=== Dataset records ===
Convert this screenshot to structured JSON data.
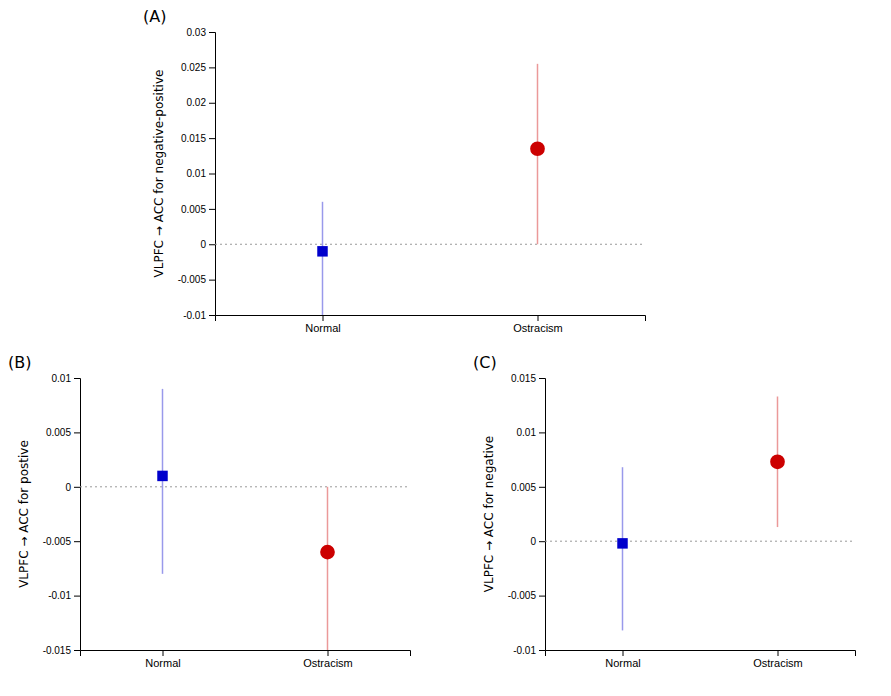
{
  "chart_data": [
    {
      "type": "errorbar",
      "title": "(A)",
      "y_label": "VLPFC → ACC for negative-positive",
      "categories": [
        "Normal",
        "Ostracism"
      ],
      "values": [
        -0.001,
        0.0135
      ],
      "yerr_low": [
        0.009,
        0.0135
      ],
      "yerr_high": [
        0.007,
        0.012
      ],
      "colors": [
        "#0000cc",
        "#cc0000"
      ],
      "ylim": [
        -0.01,
        0.03
      ],
      "yticks": [
        -0.01,
        -0.005,
        0,
        0.005,
        0.01,
        0.015,
        0.02,
        0.025,
        0.03
      ],
      "grid": false
    },
    {
      "type": "errorbar",
      "title": "(B)",
      "y_label": "VLPFC → ACC for postive",
      "categories": [
        "Normal",
        "Ostracism"
      ],
      "values": [
        0.001,
        -0.006
      ],
      "yerr_low": [
        0.009,
        0.009
      ],
      "yerr_high": [
        0.008,
        0.006
      ],
      "colors": [
        "#0000cc",
        "#cc0000"
      ],
      "ylim": [
        -0.015,
        0.01
      ],
      "yticks": [
        -0.015,
        -0.01,
        -0.005,
        0,
        0.005,
        0.01
      ],
      "grid": false
    },
    {
      "type": "errorbar",
      "title": "(C)",
      "y_label": "VLPFC → ACC for negative",
      "categories": [
        "Normal",
        "Ostracism"
      ],
      "values": [
        -0.0002,
        0.0073
      ],
      "yerr_low": [
        0.008,
        0.006
      ],
      "yerr_high": [
        0.007,
        0.006
      ],
      "colors": [
        "#0000cc",
        "#cc0000"
      ],
      "ylim": [
        -0.01,
        0.015
      ],
      "yticks": [
        -0.01,
        -0.005,
        0,
        0.005,
        0.01,
        0.015
      ],
      "grid": false
    }
  ]
}
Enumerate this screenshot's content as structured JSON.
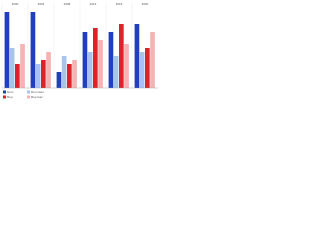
{
  "chart_data": {
    "type": "bar",
    "categories": [
      "2000",
      "2004",
      "2008",
      "2012",
      "2016",
      "2020"
    ],
    "series": [
      {
        "name": "Dem",
        "color": "#1f3fbf",
        "values": [
          95,
          95,
          20,
          70,
          70,
          80
        ]
      },
      {
        "name": "Dem lean",
        "color": "#a9c4ec",
        "values": [
          50,
          30,
          40,
          45,
          40,
          45
        ]
      },
      {
        "name": "Rep",
        "color": "#e0202a",
        "values": [
          30,
          35,
          30,
          75,
          80,
          50
        ]
      },
      {
        "name": "Rep lean",
        "color": "#f4b4b4",
        "values": [
          55,
          45,
          35,
          60,
          55,
          70
        ]
      }
    ],
    "ylim": [
      0,
      100
    ]
  }
}
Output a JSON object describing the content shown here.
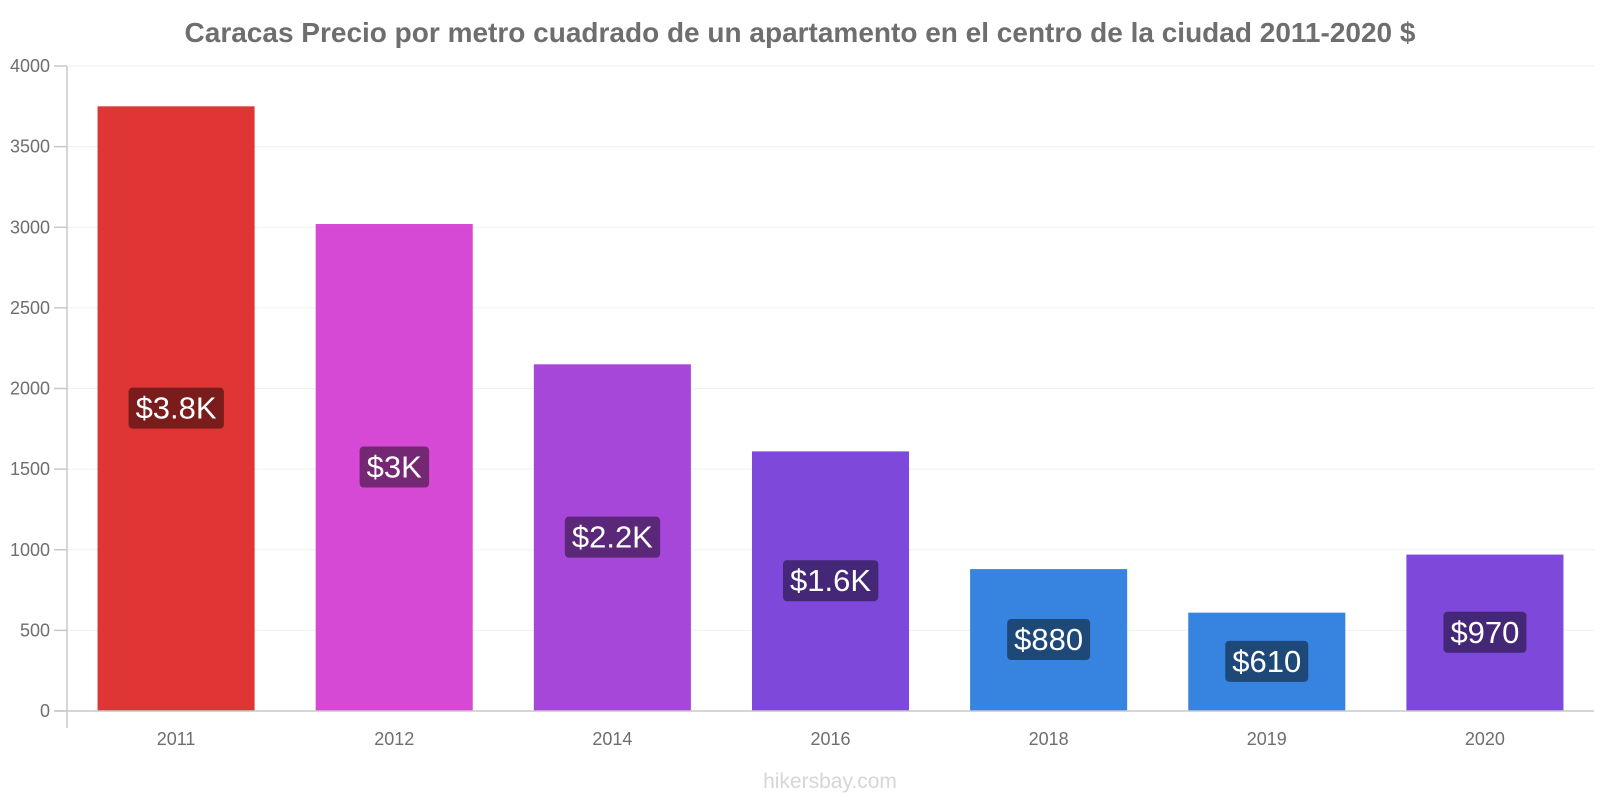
{
  "chart_data": {
    "type": "bar",
    "title": "Caracas Precio por metro cuadrado de un apartamento en el centro de la ciudad 2011-2020 $",
    "categories": [
      "2011",
      "2012",
      "2014",
      "2016",
      "2018",
      "2019",
      "2020"
    ],
    "values": [
      3750,
      3020,
      2150,
      1610,
      880,
      610,
      970
    ],
    "data_labels": [
      "$3.8K",
      "$3K",
      "$2.2K",
      "$1.6K",
      "$880",
      "$610",
      "$970"
    ],
    "bar_colors": [
      "#e03535",
      "#d549d4",
      "#a647da",
      "#7e48da",
      "#3783e0",
      "#3783e0",
      "#7e48da"
    ],
    "label_bg_colors": [
      "#7a1c1c",
      "#742873",
      "#5b2778",
      "#452778",
      "#1d4878",
      "#1d4878",
      "#452778"
    ],
    "yticks": [
      "0",
      "500",
      "1000",
      "1500",
      "2000",
      "2500",
      "3000",
      "3500",
      "4000"
    ],
    "ylim": [
      0,
      4000
    ],
    "xlabel": "",
    "ylabel": "",
    "grid": true,
    "legend": "none"
  },
  "watermark": "hikersbay.com"
}
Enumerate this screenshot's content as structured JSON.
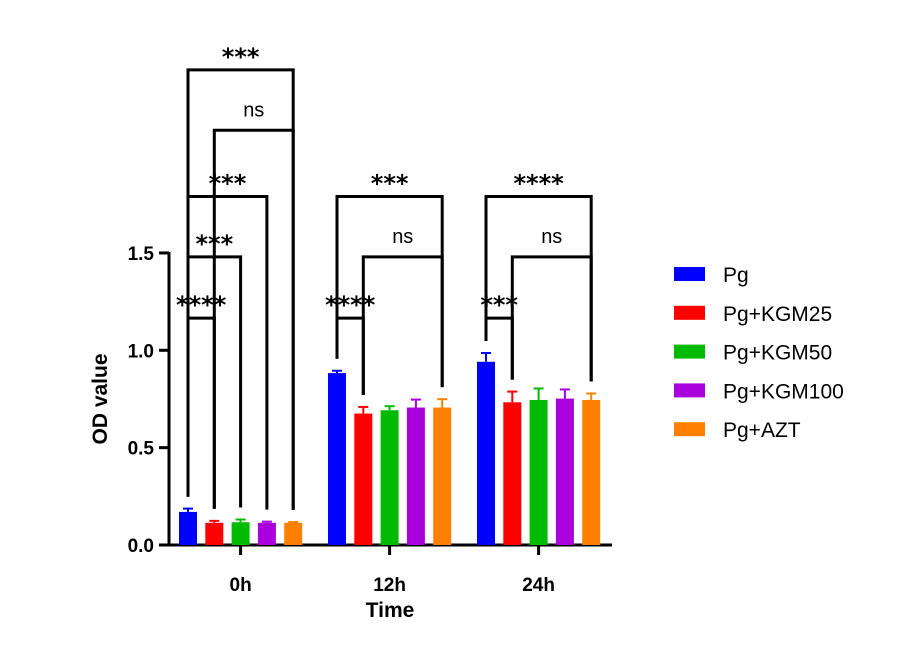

=== Given problem ===
Copy out the listing exactly as it stands, but not the pictures.

=== Output for this task ===
Convert this screenshot to structured JSON data.
{
  "chart_data": [
    {
      "type": "errorbar",
      "title": "(A)",
      "y_label": "VLPFC → ACC for negative-positive",
      "categories": [
        "Normal",
        "Ostracism"
      ],
      "values": [
        -0.001,
        0.0135
      ],
      "yerr_low": [
        0.009,
        0.0135
      ],
      "yerr_high": [
        0.007,
        0.012
      ],
      "colors": [
        "#0000cc",
        "#cc0000"
      ],
      "ylim": [
        -0.01,
        0.03
      ],
      "yticks": [
        -0.01,
        -0.005,
        0,
        0.005,
        0.01,
        0.015,
        0.02,
        0.025,
        0.03
      ],
      "grid": false
    },
    {
      "type": "errorbar",
      "title": "(B)",
      "y_label": "VLPFC → ACC for postive",
      "categories": [
        "Normal",
        "Ostracism"
      ],
      "values": [
        0.001,
        -0.006
      ],
      "yerr_low": [
        0.009,
        0.009
      ],
      "yerr_high": [
        0.008,
        0.006
      ],
      "colors": [
        "#0000cc",
        "#cc0000"
      ],
      "ylim": [
        -0.015,
        0.01
      ],
      "yticks": [
        -0.015,
        -0.01,
        -0.005,
        0,
        0.005,
        0.01
      ],
      "grid": false
    },
    {
      "type": "errorbar",
      "title": "(C)",
      "y_label": "VLPFC → ACC for negative",
      "categories": [
        "Normal",
        "Ostracism"
      ],
      "values": [
        -0.0002,
        0.0073
      ],
      "yerr_low": [
        0.008,
        0.006
      ],
      "yerr_high": [
        0.007,
        0.006
      ],
      "colors": [
        "#0000cc",
        "#cc0000"
      ],
      "ylim": [
        -0.01,
        0.015
      ],
      "yticks": [
        -0.01,
        -0.005,
        0,
        0.005,
        0.01,
        0.015
      ],
      "grid": false
    }
  ]
}
Enumerate this screenshot's content as structured JSON.
{
  "chart_data": {
    "type": "bar",
    "categories": [
      "2000",
      "2004",
      "2008",
      "2012",
      "2016",
      "2020"
    ],
    "series": [
      {
        "name": "Dem",
        "color": "#1f3fbf",
        "values": [
          95,
          95,
          20,
          70,
          70,
          80
        ]
      },
      {
        "name": "Dem lean",
        "color": "#a9c4ec",
        "values": [
          50,
          30,
          40,
          45,
          40,
          45
        ]
      },
      {
        "name": "Rep",
        "color": "#e0202a",
        "values": [
          30,
          35,
          30,
          75,
          80,
          50
        ]
      },
      {
        "name": "Rep lean",
        "color": "#f4b4b4",
        "values": [
          55,
          45,
          35,
          60,
          55,
          70
        ]
      }
    ],
    "ylim": [
      0,
      100
    ]
  }
}
Output a JSON object describing the content shown here.
{
  "chart_data": {
    "type": "bar",
    "title": "Caracas Precio por metro cuadrado de un apartamento en el centro de la ciudad 2011-2020 $",
    "categories": [
      "2011",
      "2012",
      "2014",
      "2016",
      "2018",
      "2019",
      "2020"
    ],
    "values": [
      3750,
      3020,
      2150,
      1610,
      880,
      610,
      970
    ],
    "data_labels": [
      "$3.8K",
      "$3K",
      "$2.2K",
      "$1.6K",
      "$880",
      "$610",
      "$970"
    ],
    "bar_colors": [
      "#e03535",
      "#d549d4",
      "#a647da",
      "#7e48da",
      "#3783e0",
      "#3783e0",
      "#7e48da"
    ],
    "label_bg_colors": [
      "#7a1c1c",
      "#742873",
      "#5b2778",
      "#452778",
      "#1d4878",
      "#1d4878",
      "#452778"
    ],
    "yticks": [
      "0",
      "500",
      "1000",
      "1500",
      "2000",
      "2500",
      "3000",
      "3500",
      "4000"
    ],
    "ylim": [
      0,
      4000
    ],
    "xlabel": "",
    "ylabel": "",
    "grid": true,
    "legend": "none"
  },
  "watermark": "hikersbay.com"
}
Enumerate this screenshot's content as structured JSON.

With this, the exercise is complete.